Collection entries
==*==

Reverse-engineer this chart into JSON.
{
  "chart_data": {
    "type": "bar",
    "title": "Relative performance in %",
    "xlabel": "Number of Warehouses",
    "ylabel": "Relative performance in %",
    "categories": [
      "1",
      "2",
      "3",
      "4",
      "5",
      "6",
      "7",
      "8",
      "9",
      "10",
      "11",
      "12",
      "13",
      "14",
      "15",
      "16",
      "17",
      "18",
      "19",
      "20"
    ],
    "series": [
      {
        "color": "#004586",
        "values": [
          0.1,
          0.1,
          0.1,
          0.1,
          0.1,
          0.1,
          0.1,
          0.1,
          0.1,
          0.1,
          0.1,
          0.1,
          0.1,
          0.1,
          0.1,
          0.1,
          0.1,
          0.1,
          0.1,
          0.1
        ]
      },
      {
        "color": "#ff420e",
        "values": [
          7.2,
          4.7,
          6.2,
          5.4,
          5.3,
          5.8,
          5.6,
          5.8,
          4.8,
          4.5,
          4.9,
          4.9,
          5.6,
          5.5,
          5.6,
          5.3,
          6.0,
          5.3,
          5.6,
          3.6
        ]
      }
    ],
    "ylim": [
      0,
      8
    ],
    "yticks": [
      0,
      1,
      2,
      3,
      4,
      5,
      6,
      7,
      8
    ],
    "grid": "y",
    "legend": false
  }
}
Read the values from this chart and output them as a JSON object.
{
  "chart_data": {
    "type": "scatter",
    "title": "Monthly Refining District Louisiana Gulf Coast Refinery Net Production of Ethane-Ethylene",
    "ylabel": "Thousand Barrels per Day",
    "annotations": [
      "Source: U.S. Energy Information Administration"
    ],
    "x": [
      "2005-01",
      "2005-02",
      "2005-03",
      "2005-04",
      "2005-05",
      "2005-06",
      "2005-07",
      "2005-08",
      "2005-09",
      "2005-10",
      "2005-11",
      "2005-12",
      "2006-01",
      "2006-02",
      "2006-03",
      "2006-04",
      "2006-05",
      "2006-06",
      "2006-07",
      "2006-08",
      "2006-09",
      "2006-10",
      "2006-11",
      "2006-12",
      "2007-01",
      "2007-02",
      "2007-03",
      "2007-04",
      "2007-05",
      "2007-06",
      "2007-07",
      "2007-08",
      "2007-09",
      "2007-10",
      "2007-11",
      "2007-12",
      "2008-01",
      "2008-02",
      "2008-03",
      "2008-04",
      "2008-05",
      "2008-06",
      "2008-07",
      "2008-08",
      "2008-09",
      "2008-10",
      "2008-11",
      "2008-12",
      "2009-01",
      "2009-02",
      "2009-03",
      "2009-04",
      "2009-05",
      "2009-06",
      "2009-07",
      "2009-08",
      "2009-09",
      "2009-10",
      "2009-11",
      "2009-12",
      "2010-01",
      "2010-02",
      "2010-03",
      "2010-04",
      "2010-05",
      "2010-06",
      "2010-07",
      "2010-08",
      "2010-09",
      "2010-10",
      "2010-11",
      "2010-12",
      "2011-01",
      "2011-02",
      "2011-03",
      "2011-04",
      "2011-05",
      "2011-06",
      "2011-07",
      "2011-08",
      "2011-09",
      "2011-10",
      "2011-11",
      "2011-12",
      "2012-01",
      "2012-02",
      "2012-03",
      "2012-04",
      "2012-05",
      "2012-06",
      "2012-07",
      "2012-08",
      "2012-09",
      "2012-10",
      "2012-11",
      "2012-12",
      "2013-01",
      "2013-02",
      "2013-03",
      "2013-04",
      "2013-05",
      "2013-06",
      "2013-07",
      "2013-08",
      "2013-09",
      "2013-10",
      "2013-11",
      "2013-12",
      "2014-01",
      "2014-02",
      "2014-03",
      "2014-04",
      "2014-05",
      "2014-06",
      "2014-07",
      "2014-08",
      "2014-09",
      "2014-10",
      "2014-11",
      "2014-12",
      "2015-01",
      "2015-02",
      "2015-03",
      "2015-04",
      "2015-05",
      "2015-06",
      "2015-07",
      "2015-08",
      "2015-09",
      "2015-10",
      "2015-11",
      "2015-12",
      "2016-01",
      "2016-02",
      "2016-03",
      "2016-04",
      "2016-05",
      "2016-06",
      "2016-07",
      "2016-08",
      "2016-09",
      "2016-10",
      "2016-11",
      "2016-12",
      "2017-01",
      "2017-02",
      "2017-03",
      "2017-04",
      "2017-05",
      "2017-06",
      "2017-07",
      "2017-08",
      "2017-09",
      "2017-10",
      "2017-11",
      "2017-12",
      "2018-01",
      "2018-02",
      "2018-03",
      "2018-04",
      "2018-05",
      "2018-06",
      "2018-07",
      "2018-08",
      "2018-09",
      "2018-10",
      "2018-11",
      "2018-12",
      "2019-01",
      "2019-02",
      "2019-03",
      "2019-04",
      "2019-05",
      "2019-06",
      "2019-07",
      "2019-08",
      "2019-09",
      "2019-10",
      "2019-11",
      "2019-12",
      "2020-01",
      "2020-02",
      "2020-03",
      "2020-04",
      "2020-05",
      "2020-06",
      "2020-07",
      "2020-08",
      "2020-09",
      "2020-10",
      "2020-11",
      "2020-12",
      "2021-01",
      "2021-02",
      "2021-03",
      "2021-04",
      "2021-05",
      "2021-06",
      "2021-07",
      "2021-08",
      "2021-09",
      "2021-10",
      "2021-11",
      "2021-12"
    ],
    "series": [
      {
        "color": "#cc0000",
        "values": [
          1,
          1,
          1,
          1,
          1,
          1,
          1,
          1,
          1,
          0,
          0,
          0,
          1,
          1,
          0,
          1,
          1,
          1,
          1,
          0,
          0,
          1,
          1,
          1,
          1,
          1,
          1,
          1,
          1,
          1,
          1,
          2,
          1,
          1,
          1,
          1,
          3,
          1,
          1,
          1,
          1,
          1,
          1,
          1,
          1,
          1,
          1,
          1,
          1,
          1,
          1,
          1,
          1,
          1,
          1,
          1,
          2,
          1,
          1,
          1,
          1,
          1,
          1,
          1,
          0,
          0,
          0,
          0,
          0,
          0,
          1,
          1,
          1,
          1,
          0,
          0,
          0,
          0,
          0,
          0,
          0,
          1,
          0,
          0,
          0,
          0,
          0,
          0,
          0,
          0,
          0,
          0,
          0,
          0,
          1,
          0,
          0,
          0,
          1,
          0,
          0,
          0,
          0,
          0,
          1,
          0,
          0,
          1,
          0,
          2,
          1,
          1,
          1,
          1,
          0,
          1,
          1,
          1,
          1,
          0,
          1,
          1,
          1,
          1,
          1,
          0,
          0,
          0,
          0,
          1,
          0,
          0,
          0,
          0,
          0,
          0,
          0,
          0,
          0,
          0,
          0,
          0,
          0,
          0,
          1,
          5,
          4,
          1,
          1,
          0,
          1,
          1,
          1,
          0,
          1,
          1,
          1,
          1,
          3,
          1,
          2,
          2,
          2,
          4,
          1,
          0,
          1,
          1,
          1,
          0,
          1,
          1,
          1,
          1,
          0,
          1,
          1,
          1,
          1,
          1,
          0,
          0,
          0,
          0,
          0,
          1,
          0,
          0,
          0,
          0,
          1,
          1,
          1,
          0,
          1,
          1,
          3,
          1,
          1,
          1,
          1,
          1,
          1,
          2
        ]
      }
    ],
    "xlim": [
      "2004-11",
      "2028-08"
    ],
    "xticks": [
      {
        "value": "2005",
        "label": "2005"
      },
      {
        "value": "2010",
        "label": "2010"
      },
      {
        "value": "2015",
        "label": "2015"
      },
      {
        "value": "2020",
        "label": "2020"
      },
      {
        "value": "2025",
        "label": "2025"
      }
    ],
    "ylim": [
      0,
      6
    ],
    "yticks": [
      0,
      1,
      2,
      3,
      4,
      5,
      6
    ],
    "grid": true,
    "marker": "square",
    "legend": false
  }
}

==*==

TASK OBJECTIVE: Each line above must be printed exactly as it appears.

EXERCISE OUTPUT:
Reverse-engineer this chart into JSON.
{
  "chart_data": {
    "type": "bar",
    "title": "Relative performance in %",
    "xlabel": "Number of Warehouses",
    "ylabel": "Relative performance in %",
    "categories": [
      "1",
      "2",
      "3",
      "4",
      "5",
      "6",
      "7",
      "8",
      "9",
      "10",
      "11",
      "12",
      "13",
      "14",
      "15",
      "16",
      "17",
      "18",
      "19",
      "20"
    ],
    "series": [
      {
        "color": "#004586",
        "values": [
          0.1,
          0.1,
          0.1,
          0.1,
          0.1,
          0.1,
          0.1,
          0.1,
          0.1,
          0.1,
          0.1,
          0.1,
          0.1,
          0.1,
          0.1,
          0.1,
          0.1,
          0.1,
          0.1,
          0.1
        ]
      },
      {
        "color": "#ff420e",
        "values": [
          7.2,
          4.7,
          6.2,
          5.4,
          5.3,
          5.8,
          5.6,
          5.8,
          4.8,
          4.5,
          4.9,
          4.9,
          5.6,
          5.5,
          5.6,
          5.3,
          6.0,
          5.3,
          5.6,
          3.6
        ]
      }
    ],
    "ylim": [
      0,
      8
    ],
    "yticks": [
      0,
      1,
      2,
      3,
      4,
      5,
      6,
      7,
      8
    ],
    "grid": "y",
    "legend": false
  }
}
Read the values from this chart and output them as a JSON object.
{
  "chart_data": {
    "type": "scatter",
    "title": "Monthly Refining District Louisiana Gulf Coast Refinery Net Production of Ethane-Ethylene",
    "ylabel": "Thousand Barrels per Day",
    "annotations": [
      "Source: U.S. Energy Information Administration"
    ],
    "x": [
      "2005-01",
      "2005-02",
      "2005-03",
      "2005-04",
      "2005-05",
      "2005-06",
      "2005-07",
      "2005-08",
      "2005-09",
      "2005-10",
      "2005-11",
      "2005-12",
      "2006-01",
      "2006-02",
      "2006-03",
      "2006-04",
      "2006-05",
      "2006-06",
      "2006-07",
      "2006-08",
      "2006-09",
      "2006-10",
      "2006-11",
      "2006-12",
      "2007-01",
      "2007-02",
      "2007-03",
      "2007-04",
      "2007-05",
      "2007-06",
      "2007-07",
      "2007-08",
      "2007-09",
      "2007-10",
      "2007-11",
      "2007-12",
      "2008-01",
      "2008-02",
      "2008-03",
      "2008-04",
      "2008-05",
      "2008-06",
      "2008-07",
      "2008-08",
      "2008-09",
      "2008-10",
      "2008-11",
      "2008-12",
      "2009-01",
      "2009-02",
      "2009-03",
      "2009-04",
      "2009-05",
      "2009-06",
      "2009-07",
      "2009-08",
      "2009-09",
      "2009-10",
      "2009-11",
      "2009-12",
      "2010-01",
      "2010-02",
      "2010-03",
      "2010-04",
      "2010-05",
      "2010-06",
      "2010-07",
      "2010-08",
      "2010-09",
      "2010-10",
      "2010-11",
      "2010-12",
      "2011-01",
      "2011-02",
      "2011-03",
      "2011-04",
      "2011-05",
      "2011-06",
      "2011-07",
      "2011-08",
      "2011-09",
      "2011-10",
      "2011-11",
      "2011-12",
      "2012-01",
      "2012-02",
      "2012-03",
      "2012-04",
      "2012-05",
      "2012-06",
      "2012-07",
      "2012-08",
      "2012-09",
      "2012-10",
      "2012-11",
      "2012-12",
      "2013-01",
      "2013-02",
      "2013-03",
      "2013-04",
      "2013-05",
      "2013-06",
      "2013-07",
      "2013-08",
      "2013-09",
      "2013-10",
      "2013-11",
      "2013-12",
      "2014-01",
      "2014-02",
      "2014-03",
      "2014-04",
      "2014-05",
      "2014-06",
      "2014-07",
      "2014-08",
      "2014-09",
      "2014-10",
      "2014-11",
      "2014-12",
      "2015-01",
      "2015-02",
      "2015-03",
      "2015-04",
      "2015-05",
      "2015-06",
      "2015-07",
      "2015-08",
      "2015-09",
      "2015-10",
      "2015-11",
      "2015-12",
      "2016-01",
      "2016-02",
      "2016-03",
      "2016-04",
      "2016-05",
      "2016-06",
      "2016-07",
      "2016-08",
      "2016-09",
      "2016-10",
      "2016-11",
      "2016-12",
      "2017-01",
      "2017-02",
      "2017-03",
      "2017-04",
      "2017-05",
      "2017-06",
      "2017-07",
      "2017-08",
      "2017-09",
      "2017-10",
      "2017-11",
      "2017-12",
      "2018-01",
      "2018-02",
      "2018-03",
      "2018-04",
      "2018-05",
      "2018-06",
      "2018-07",
      "2018-08",
      "2018-09",
      "2018-10",
      "2018-11",
      "2018-12",
      "2019-01",
      "2019-02",
      "2019-03",
      "2019-04",
      "2019-05",
      "2019-06",
      "2019-07",
      "2019-08",
      "2019-09",
      "2019-10",
      "2019-11",
      "2019-12",
      "2020-01",
      "2020-02",
      "2020-03",
      "2020-04",
      "2020-05",
      "2020-06",
      "2020-07",
      "2020-08",
      "2020-09",
      "2020-10",
      "2020-11",
      "2020-12",
      "2021-01",
      "2021-02",
      "2021-03",
      "2021-04",
      "2021-05",
      "2021-06",
      "2021-07",
      "2021-08",
      "2021-09",
      "2021-10",
      "2021-11",
      "2021-12"
    ],
    "series": [
      {
        "color": "#cc0000",
        "values": [
          1,
          1,
          1,
          1,
          1,
          1,
          1,
          1,
          1,
          0,
          0,
          0,
          1,
          1,
          0,
          1,
          1,
          1,
          1,
          0,
          0,
          1,
          1,
          1,
          1,
          1,
          1,
          1,
          1,
          1,
          1,
          2,
          1,
          1,
          1,
          1,
          3,
          1,
          1,
          1,
          1,
          1,
          1,
          1,
          1,
          1,
          1,
          1,
          1,
          1,
          1,
          1,
          1,
          1,
          1,
          1,
          2,
          1,
          1,
          1,
          1,
          1,
          1,
          1,
          0,
          0,
          0,
          0,
          0,
          0,
          1,
          1,
          1,
          1,
          0,
          0,
          0,
          0,
          0,
          0,
          0,
          1,
          0,
          0,
          0,
          0,
          0,
          0,
          0,
          0,
          0,
          0,
          0,
          0,
          1,
          0,
          0,
          0,
          1,
          0,
          0,
          0,
          0,
          0,
          1,
          0,
          0,
          1,
          0,
          2,
          1,
          1,
          1,
          1,
          0,
          1,
          1,
          1,
          1,
          0,
          1,
          1,
          1,
          1,
          1,
          0,
          0,
          0,
          0,
          1,
          0,
          0,
          0,
          0,
          0,
          0,
          0,
          0,
          0,
          0,
          0,
          0,
          0,
          0,
          1,
          5,
          4,
          1,
          1,
          0,
          1,
          1,
          1,
          0,
          1,
          1,
          1,
          1,
          3,
          1,
          2,
          2,
          2,
          4,
          1,
          0,
          1,
          1,
          1,
          0,
          1,
          1,
          1,
          1,
          0,
          1,
          1,
          1,
          1,
          1,
          0,
          0,
          0,
          0,
          0,
          1,
          0,
          0,
          0,
          0,
          1,
          1,
          1,
          0,
          1,
          1,
          3,
          1,
          1,
          1,
          1,
          1,
          1,
          2
        ]
      }
    ],
    "xlim": [
      "2004-11",
      "2028-08"
    ],
    "xticks": [
      {
        "value": "2005",
        "label": "2005"
      },
      {
        "value": "2010",
        "label": "2010"
      },
      {
        "value": "2015",
        "label": "2015"
      },
      {
        "value": "2020",
        "label": "2020"
      },
      {
        "value": "2025",
        "label": "2025"
      }
    ],
    "ylim": [
      0,
      6
    ],
    "yticks": [
      0,
      1,
      2,
      3,
      4,
      5,
      6
    ],
    "grid": true,
    "marker": "square",
    "legend": false
  }
}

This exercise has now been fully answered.